### DIRECTION
Say how many lines hold the string "velo", and nothing more.

-- begin DATASET RECORDS --

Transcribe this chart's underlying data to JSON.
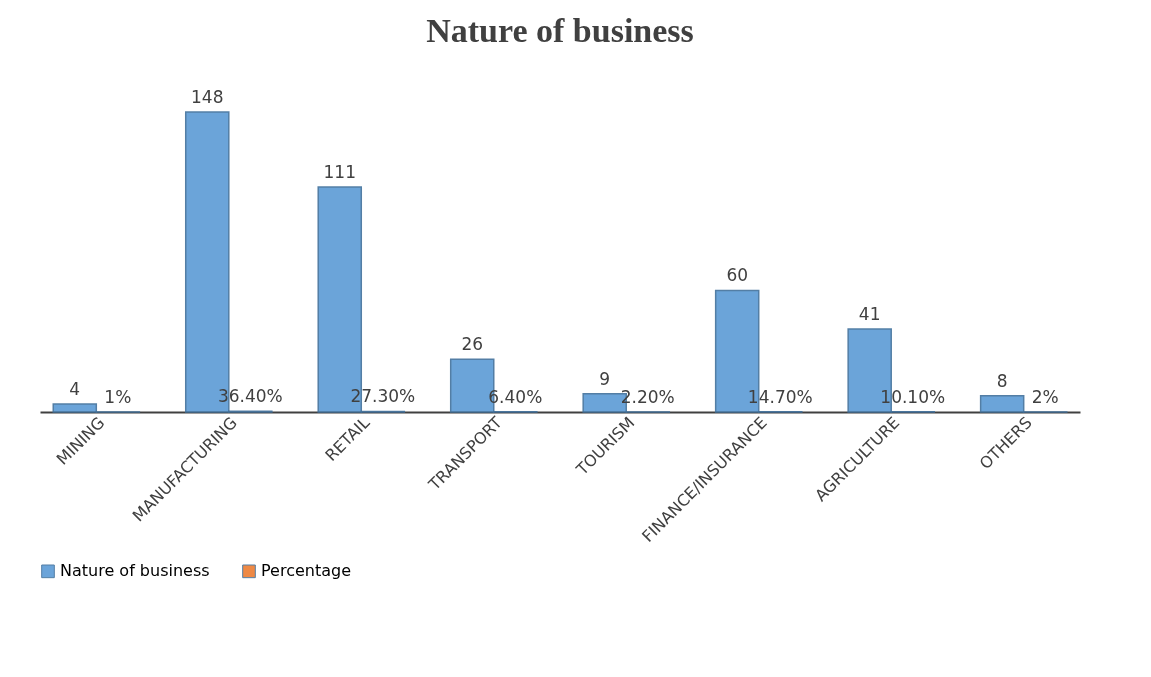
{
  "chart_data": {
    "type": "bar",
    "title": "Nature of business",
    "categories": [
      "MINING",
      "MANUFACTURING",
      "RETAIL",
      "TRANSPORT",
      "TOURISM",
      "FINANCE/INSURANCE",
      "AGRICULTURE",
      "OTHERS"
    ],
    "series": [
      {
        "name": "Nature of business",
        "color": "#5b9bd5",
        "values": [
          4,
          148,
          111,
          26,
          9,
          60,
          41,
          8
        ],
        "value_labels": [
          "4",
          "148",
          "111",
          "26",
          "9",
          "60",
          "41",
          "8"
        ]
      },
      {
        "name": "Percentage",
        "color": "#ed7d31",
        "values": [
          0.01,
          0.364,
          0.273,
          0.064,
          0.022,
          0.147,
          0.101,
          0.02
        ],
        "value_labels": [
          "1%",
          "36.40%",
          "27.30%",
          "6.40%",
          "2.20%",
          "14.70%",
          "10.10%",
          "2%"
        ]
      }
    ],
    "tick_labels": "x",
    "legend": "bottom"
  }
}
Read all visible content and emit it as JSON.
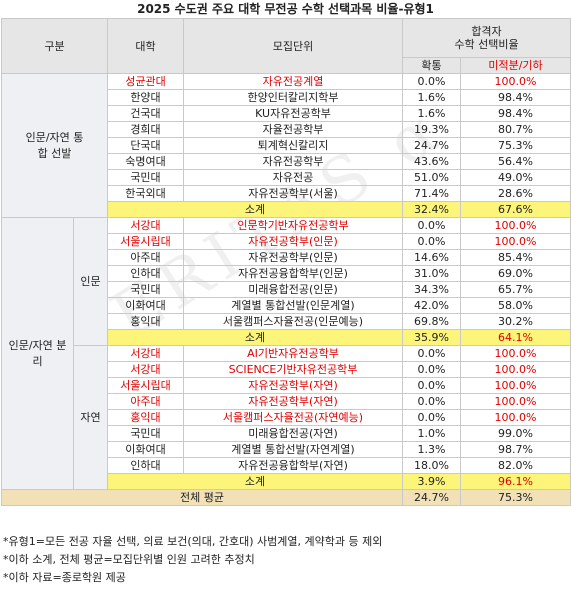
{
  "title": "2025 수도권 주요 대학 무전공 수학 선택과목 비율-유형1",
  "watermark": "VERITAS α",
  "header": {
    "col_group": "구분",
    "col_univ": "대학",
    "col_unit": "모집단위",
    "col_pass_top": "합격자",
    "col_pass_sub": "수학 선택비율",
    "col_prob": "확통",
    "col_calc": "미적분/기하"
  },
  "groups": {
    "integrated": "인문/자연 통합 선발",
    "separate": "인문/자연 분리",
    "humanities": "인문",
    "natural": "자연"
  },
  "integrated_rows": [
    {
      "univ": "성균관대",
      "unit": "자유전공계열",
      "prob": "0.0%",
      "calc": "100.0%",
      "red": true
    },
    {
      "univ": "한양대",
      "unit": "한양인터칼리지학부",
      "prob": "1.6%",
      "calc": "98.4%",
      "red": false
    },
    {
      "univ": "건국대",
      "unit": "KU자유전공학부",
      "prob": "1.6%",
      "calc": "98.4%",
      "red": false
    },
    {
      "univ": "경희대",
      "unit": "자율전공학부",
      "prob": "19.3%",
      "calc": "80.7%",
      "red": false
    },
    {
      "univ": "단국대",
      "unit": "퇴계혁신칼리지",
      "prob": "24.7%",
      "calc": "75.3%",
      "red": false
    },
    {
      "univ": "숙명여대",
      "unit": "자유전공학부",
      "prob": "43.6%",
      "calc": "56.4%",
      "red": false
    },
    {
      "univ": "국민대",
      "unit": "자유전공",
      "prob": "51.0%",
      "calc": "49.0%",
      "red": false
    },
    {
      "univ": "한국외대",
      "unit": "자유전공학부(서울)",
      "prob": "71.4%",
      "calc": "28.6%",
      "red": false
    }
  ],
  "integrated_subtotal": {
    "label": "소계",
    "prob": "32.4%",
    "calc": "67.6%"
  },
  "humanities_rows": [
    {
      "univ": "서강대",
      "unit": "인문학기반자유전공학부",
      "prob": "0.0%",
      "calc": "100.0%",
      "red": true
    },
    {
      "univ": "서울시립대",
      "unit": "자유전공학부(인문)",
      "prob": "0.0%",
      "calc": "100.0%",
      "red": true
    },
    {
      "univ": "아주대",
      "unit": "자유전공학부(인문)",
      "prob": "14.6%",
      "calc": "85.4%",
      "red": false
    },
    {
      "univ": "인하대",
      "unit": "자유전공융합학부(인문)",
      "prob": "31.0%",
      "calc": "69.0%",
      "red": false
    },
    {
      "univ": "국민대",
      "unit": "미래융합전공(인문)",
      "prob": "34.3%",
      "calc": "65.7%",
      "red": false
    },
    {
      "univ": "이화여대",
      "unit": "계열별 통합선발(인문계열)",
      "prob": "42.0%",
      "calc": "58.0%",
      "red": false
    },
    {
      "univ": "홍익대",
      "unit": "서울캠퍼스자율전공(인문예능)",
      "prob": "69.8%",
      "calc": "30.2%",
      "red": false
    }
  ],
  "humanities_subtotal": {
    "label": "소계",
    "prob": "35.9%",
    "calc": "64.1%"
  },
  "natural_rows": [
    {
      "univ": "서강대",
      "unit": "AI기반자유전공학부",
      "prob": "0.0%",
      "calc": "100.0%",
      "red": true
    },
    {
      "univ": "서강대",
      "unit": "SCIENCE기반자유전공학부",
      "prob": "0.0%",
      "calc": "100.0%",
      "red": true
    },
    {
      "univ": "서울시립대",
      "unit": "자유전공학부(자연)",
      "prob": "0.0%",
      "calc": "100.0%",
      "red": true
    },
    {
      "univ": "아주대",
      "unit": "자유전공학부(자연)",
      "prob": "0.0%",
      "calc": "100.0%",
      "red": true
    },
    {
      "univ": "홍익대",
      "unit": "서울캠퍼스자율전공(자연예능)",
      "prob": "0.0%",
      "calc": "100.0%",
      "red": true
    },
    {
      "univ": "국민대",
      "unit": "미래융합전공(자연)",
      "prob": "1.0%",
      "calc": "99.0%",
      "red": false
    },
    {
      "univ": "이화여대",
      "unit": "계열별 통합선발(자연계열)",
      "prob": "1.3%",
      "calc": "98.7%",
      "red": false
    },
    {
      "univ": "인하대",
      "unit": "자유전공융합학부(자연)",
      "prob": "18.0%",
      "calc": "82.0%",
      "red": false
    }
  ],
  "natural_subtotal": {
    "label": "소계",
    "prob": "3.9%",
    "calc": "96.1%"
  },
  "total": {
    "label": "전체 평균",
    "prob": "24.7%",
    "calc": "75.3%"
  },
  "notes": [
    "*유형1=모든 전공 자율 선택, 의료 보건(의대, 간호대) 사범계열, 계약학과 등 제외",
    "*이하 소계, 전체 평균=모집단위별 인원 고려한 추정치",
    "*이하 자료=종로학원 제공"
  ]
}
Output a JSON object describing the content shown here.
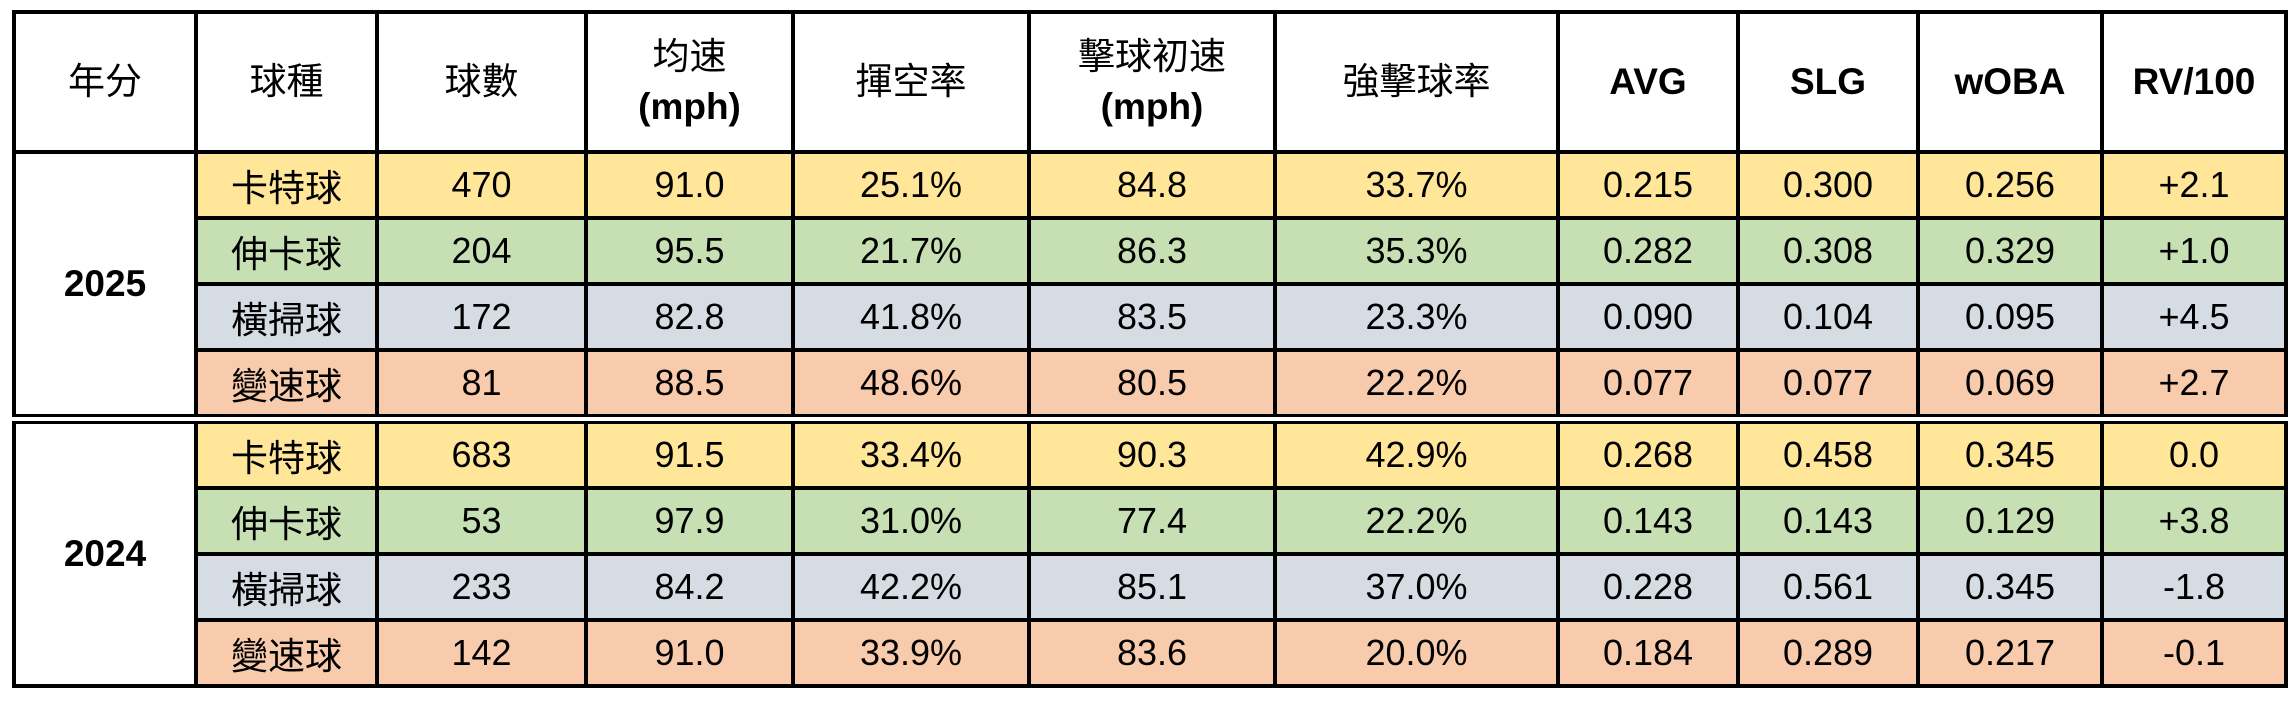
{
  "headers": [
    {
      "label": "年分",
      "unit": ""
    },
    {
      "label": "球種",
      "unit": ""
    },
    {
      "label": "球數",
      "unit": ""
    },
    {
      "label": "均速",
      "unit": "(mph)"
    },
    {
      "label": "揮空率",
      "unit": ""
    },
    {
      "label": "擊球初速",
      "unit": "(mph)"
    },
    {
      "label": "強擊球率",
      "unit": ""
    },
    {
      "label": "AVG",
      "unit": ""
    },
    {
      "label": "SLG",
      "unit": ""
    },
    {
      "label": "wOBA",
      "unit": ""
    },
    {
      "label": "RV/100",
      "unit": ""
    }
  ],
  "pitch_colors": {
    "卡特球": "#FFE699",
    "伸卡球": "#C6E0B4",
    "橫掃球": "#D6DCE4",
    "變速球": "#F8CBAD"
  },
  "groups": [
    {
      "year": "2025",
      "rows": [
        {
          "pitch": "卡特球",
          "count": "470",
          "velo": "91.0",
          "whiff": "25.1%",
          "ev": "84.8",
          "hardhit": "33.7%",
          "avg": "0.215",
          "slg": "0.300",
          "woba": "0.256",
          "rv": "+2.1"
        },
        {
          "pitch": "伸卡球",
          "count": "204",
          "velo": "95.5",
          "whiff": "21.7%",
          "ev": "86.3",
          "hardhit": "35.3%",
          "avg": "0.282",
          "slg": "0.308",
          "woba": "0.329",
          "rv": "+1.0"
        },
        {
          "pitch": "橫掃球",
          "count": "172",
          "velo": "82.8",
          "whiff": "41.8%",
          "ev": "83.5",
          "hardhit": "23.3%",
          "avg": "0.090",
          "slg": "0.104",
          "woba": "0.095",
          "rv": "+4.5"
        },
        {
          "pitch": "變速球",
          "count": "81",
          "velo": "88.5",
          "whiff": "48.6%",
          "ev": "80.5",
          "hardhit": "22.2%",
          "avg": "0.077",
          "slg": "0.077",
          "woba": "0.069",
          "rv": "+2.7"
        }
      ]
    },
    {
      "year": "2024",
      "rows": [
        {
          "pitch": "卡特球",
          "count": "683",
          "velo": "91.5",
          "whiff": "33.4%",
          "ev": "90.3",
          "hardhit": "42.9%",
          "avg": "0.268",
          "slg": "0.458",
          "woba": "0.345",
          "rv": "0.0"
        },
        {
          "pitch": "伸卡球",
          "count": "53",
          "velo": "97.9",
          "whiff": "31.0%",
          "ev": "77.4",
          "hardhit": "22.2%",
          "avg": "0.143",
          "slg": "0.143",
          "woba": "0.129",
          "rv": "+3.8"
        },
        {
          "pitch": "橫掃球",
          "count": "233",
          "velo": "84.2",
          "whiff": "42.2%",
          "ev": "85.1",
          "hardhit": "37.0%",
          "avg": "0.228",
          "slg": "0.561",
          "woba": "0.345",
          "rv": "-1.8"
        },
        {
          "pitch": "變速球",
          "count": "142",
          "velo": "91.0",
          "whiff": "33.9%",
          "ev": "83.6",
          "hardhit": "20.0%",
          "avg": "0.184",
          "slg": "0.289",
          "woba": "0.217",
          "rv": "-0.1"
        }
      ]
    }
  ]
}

-- end DATASET RECORDS --

### THE RESULT
8